(Coordinate annotation records)
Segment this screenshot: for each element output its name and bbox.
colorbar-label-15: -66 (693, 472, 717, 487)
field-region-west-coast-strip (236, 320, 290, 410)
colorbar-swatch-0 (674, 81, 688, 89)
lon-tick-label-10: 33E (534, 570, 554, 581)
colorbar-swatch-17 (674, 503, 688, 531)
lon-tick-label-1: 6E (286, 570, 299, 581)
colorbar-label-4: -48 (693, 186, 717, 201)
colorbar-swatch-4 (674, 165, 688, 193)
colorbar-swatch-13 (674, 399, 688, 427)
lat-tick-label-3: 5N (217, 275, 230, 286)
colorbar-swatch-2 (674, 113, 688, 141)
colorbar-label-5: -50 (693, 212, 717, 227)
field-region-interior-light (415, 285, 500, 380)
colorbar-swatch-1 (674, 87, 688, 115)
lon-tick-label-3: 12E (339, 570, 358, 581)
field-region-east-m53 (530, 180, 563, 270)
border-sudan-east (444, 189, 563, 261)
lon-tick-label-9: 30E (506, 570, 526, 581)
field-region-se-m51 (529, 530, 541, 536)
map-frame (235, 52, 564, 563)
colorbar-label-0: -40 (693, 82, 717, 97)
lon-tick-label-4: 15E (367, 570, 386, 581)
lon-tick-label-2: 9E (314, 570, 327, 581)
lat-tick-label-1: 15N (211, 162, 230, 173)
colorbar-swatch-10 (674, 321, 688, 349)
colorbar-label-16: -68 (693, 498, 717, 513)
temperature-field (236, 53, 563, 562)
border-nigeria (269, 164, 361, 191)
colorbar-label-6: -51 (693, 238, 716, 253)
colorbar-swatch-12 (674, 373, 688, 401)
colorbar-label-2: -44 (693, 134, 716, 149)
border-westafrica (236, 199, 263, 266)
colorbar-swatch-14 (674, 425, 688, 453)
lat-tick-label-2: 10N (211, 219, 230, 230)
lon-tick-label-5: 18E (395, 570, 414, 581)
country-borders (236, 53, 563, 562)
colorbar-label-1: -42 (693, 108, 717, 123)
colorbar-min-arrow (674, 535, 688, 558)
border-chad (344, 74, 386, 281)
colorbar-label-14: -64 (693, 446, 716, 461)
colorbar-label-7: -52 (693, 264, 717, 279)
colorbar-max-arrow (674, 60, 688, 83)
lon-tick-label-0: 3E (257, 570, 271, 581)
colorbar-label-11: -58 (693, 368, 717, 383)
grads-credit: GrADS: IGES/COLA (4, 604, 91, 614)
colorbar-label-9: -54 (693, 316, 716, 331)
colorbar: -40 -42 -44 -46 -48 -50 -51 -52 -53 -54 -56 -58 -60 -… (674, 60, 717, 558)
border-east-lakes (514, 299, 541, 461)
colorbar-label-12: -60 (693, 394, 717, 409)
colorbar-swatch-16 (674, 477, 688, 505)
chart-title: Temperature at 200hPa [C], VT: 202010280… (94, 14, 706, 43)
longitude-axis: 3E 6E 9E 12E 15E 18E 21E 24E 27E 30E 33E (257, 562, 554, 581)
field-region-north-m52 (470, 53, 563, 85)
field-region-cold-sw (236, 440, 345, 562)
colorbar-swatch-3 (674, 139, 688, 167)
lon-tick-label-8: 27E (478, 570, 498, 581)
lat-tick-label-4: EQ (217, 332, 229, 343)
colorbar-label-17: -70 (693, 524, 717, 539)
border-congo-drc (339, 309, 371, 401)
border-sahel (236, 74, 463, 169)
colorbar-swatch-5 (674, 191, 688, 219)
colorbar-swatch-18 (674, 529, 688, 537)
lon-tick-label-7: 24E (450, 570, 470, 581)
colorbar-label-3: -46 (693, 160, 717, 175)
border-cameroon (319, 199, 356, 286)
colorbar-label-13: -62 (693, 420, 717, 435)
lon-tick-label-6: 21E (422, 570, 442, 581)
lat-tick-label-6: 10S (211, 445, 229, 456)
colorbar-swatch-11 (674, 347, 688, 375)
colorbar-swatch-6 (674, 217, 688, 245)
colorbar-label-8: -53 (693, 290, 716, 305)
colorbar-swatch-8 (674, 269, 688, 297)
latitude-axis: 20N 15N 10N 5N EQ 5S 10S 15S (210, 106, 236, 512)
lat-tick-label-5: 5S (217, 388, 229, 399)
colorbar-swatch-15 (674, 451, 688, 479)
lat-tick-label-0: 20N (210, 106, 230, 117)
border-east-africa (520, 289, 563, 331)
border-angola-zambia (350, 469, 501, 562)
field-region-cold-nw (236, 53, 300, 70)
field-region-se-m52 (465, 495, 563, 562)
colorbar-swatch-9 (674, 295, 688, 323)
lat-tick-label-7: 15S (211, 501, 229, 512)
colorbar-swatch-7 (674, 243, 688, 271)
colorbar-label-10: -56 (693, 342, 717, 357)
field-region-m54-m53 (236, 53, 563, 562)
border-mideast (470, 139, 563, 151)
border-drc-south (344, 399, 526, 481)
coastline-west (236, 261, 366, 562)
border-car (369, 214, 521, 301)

= GIVEN EXERCISE =
Copy out every line of the records above without changing anything.

= TASK RESULT =
Segment this screenshot: for each element output its name and bbox.
colorbar-label-15: -66 (693, 472, 717, 487)
field-region-west-coast-strip (236, 320, 290, 410)
colorbar-swatch-0 (674, 81, 688, 89)
lon-tick-label-10: 33E (534, 570, 554, 581)
colorbar-swatch-17 (674, 503, 688, 531)
lon-tick-label-1: 6E (286, 570, 299, 581)
colorbar-label-4: -48 (693, 186, 717, 201)
colorbar-swatch-4 (674, 165, 688, 193)
colorbar-swatch-13 (674, 399, 688, 427)
lat-tick-label-3: 5N (217, 275, 230, 286)
colorbar-swatch-2 (674, 113, 688, 141)
colorbar-label-5: -50 (693, 212, 717, 227)
field-region-interior-light (415, 285, 500, 380)
colorbar-swatch-1 (674, 87, 688, 115)
lon-tick-label-3: 12E (339, 570, 358, 581)
field-region-east-m53 (530, 180, 563, 270)
border-sudan-east (444, 189, 563, 261)
lon-tick-label-9: 30E (506, 570, 526, 581)
field-region-se-m51 (529, 530, 541, 536)
map-frame (235, 52, 564, 563)
colorbar-label-0: -40 (693, 82, 717, 97)
lon-tick-label-4: 15E (367, 570, 386, 581)
lon-tick-label-2: 9E (314, 570, 327, 581)
lat-tick-label-1: 15N (211, 162, 230, 173)
colorbar-swatch-10 (674, 321, 688, 349)
colorbar-label-16: -68 (693, 498, 717, 513)
temperature-field (236, 53, 563, 562)
border-nigeria (269, 164, 361, 191)
colorbar-label-6: -51 (693, 238, 716, 253)
colorbar-swatch-12 (674, 373, 688, 401)
colorbar-label-2: -44 (693, 134, 716, 149)
border-westafrica (236, 199, 263, 266)
colorbar-swatch-14 (674, 425, 688, 453)
lat-tick-label-2: 10N (211, 219, 230, 230)
lon-tick-label-5: 18E (395, 570, 414, 581)
country-borders (236, 53, 563, 562)
colorbar-label-1: -42 (693, 108, 717, 123)
colorbar-min-arrow (674, 535, 688, 558)
border-chad (344, 74, 386, 281)
colorbar-label-14: -64 (693, 446, 716, 461)
colorbar-label-7: -52 (693, 264, 717, 279)
colorbar-max-arrow (674, 60, 688, 83)
lon-tick-label-0: 3E (257, 570, 271, 581)
colorbar-label-11: -58 (693, 368, 717, 383)
grads-credit: GrADS: IGES/COLA (4, 604, 91, 614)
colorbar-label-9: -54 (693, 316, 716, 331)
colorbar: -40 -42 -44 -46 -48 -50 -51 -52 -53 -54 -56 -58 -60 -… (674, 60, 717, 558)
border-east-lakes (514, 299, 541, 461)
colorbar-label-12: -60 (693, 394, 717, 409)
colorbar-swatch-16 (674, 477, 688, 505)
chart-title: Temperature at 200hPa [C], VT: 202010280… (94, 14, 706, 43)
longitude-axis: 3E 6E 9E 12E 15E 18E 21E 24E 27E 30E 33E (257, 562, 554, 581)
field-region-north-m52 (470, 53, 563, 85)
field-region-cold-sw (236, 440, 345, 562)
colorbar-swatch-3 (674, 139, 688, 167)
lon-tick-label-8: 27E (478, 570, 498, 581)
lat-tick-label-4: EQ (217, 332, 229, 343)
colorbar-label-17: -70 (693, 524, 717, 539)
border-congo-drc (339, 309, 371, 401)
border-sahel (236, 74, 463, 169)
colorbar-swatch-5 (674, 191, 688, 219)
colorbar-swatch-18 (674, 529, 688, 537)
lon-tick-label-7: 24E (450, 570, 470, 581)
colorbar-label-3: -46 (693, 160, 717, 175)
border-cameroon (319, 199, 356, 286)
colorbar-label-13: -62 (693, 420, 717, 435)
lon-tick-label-6: 21E (422, 570, 442, 581)
lat-tick-label-6: 10S (211, 445, 229, 456)
colorbar-swatch-11 (674, 347, 688, 375)
colorbar-swatch-6 (674, 217, 688, 245)
colorbar-label-8: -53 (693, 290, 716, 305)
colorbar-swatch-8 (674, 269, 688, 297)
latitude-axis: 20N 15N 10N 5N EQ 5S 10S 15S (210, 106, 236, 512)
lat-tick-label-5: 5S (217, 388, 229, 399)
colorbar-swatch-15 (674, 451, 688, 479)
lat-tick-label-0: 20N (210, 106, 230, 117)
border-east-africa (520, 289, 563, 331)
border-angola-zambia (350, 469, 501, 562)
field-region-cold-nw (236, 53, 300, 70)
field-region-se-m52 (465, 495, 563, 562)
colorbar-swatch-9 (674, 295, 688, 323)
lat-tick-label-7: 15S (211, 501, 229, 512)
colorbar-swatch-7 (674, 243, 688, 271)
colorbar-label-10: -56 (693, 342, 717, 357)
field-region-m54-m53 (236, 53, 563, 562)
border-mideast (470, 139, 563, 151)
border-drc-south (344, 399, 526, 481)
coastline-west (236, 261, 366, 562)
border-car (369, 214, 521, 301)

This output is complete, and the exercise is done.